§ Task directions: Go through the entries below and print each one exactly, leaving out pictures.

Dataset entries:
>>>>>

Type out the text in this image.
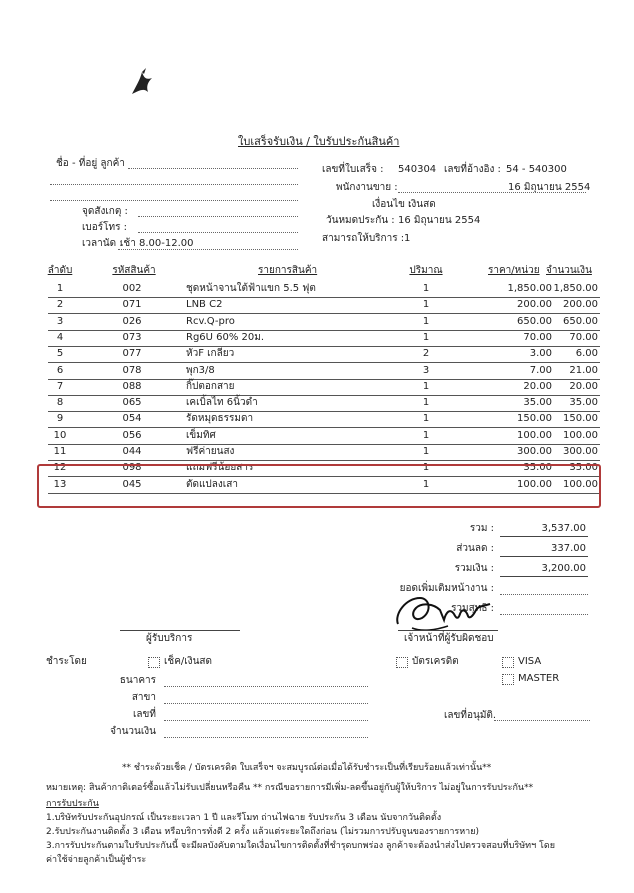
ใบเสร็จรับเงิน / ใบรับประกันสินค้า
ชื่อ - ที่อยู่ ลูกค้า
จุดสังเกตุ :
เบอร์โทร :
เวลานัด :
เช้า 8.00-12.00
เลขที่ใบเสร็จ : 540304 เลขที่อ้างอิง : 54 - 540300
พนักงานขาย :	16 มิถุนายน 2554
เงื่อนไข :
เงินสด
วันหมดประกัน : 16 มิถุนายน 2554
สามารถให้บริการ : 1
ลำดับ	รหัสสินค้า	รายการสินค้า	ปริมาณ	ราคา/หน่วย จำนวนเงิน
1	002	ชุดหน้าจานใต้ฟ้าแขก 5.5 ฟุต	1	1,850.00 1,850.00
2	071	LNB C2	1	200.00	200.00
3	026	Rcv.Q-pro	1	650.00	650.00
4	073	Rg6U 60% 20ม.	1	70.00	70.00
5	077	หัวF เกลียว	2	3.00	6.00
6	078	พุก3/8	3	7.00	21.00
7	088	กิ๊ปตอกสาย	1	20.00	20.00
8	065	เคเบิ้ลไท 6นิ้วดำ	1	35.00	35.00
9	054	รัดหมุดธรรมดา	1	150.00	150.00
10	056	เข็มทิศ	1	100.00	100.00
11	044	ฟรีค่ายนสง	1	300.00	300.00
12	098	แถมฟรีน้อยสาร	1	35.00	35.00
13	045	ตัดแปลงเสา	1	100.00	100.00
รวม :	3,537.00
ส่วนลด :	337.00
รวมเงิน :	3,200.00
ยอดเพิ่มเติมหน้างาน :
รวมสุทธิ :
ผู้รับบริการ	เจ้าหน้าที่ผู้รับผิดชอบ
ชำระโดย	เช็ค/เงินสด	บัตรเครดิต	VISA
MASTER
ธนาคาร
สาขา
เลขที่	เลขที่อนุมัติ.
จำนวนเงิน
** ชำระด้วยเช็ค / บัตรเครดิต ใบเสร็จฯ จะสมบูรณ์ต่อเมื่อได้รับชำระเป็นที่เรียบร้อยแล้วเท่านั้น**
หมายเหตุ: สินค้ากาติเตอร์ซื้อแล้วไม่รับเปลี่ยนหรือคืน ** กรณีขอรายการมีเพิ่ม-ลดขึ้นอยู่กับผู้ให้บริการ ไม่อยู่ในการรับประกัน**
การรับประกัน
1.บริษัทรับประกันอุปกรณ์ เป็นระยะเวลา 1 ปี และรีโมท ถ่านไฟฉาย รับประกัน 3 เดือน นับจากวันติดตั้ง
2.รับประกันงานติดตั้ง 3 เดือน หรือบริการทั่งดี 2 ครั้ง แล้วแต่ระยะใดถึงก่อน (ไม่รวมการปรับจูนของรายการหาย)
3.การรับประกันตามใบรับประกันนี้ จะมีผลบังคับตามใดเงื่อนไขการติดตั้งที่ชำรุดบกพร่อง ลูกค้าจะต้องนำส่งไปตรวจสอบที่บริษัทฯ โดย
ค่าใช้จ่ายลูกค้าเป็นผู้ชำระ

<<<<<

§ Solution for this problem:
Type out the text in this image.
ใบเสร็จรับเงิน / ใบรับประกันสินค้า
ชื่อ - ที่อยู่ ลูกค้า
จุดสังเกตุ :
เบอร์โทร :
เวลานัด :
เช้า 8.00-12.00
เลขที่ใบเสร็จ : 540304 เลขที่อ้างอิง : 54 - 540300
พนักงานขาย :	16 มิถุนายน 2554
เงื่อนไข :
เงินสด
วันหมดประกัน : 16 มิถุนายน 2554
สามารถให้บริการ : 1
ลำดับ	รหัสสินค้า	รายการสินค้า	ปริมาณ	ราคา/หน่วย จำนวนเงิน
1	002	ชุดหน้าจานใต้ฟ้าแขก 5.5 ฟุต	1	1,850.00 1,850.00
2	071	LNB C2	1	200.00	200.00
3	026	Rcv.Q-pro	1	650.00	650.00
4	073	Rg6U 60% 20ม.	1	70.00	70.00
5	077	หัวF เกลียว	2	3.00	6.00
6	078	พุก3/8	3	7.00	21.00
7	088	กิ๊ปตอกสาย	1	20.00	20.00
8	065	เคเบิ้ลไท 6นิ้วดำ	1	35.00	35.00
9	054	รัดหมุดธรรมดา	1	150.00	150.00
10	056	เข็มทิศ	1	100.00	100.00
11	044	ฟรีค่ายนสง	1	300.00	300.00
12	098	แถมฟรีน้อยสาร	1	35.00	35.00
13	045	ตัดแปลงเสา	1	100.00	100.00
รวม :	3,537.00
ส่วนลด :	337.00
รวมเงิน :	3,200.00
ยอดเพิ่มเติมหน้างาน :
รวมสุทธิ :
ผู้รับบริการ	เจ้าหน้าที่ผู้รับผิดชอบ
ชำระโดย	เช็ค/เงินสด	บัตรเครดิต	VISA
MASTER
ธนาคาร
สาขา
เลขที่	เลขที่อนุมัติ.
จำนวนเงิน
** ชำระด้วยเช็ค / บัตรเครดิต ใบเสร็จฯ จะสมบูรณ์ต่อเมื่อได้รับชำระเป็นที่เรียบร้อยแล้วเท่านั้น**
หมายเหตุ: สินค้ากาติเตอร์ซื้อแล้วไม่รับเปลี่ยนหรือคืน ** กรณีขอรายการมีเพิ่ม-ลดขึ้นอยู่กับผู้ให้บริการ ไม่อยู่ในการรับประกัน**
การรับประกัน
1.บริษัทรับประกันอุปกรณ์ เป็นระยะเวลา 1 ปี และรีโมท ถ่านไฟฉาย รับประกัน 3 เดือน นับจากวันติดตั้ง
2.รับประกันงานติดตั้ง 3 เดือน หรือบริการทั่งดี 2 ครั้ง แล้วแต่ระยะใดถึงก่อน (ไม่รวมการปรับจูนของรายการหาย)
3.การรับประกันตามใบรับประกันนี้ จะมีผลบังคับตามใดเงื่อนไขการติดตั้งที่ชำรุดบกพร่อง ลูกค้าจะต้องนำส่งไปตรวจสอบที่บริษัทฯ โดย
ค่าใช้จ่ายลูกค้าเป็นผู้ชำระ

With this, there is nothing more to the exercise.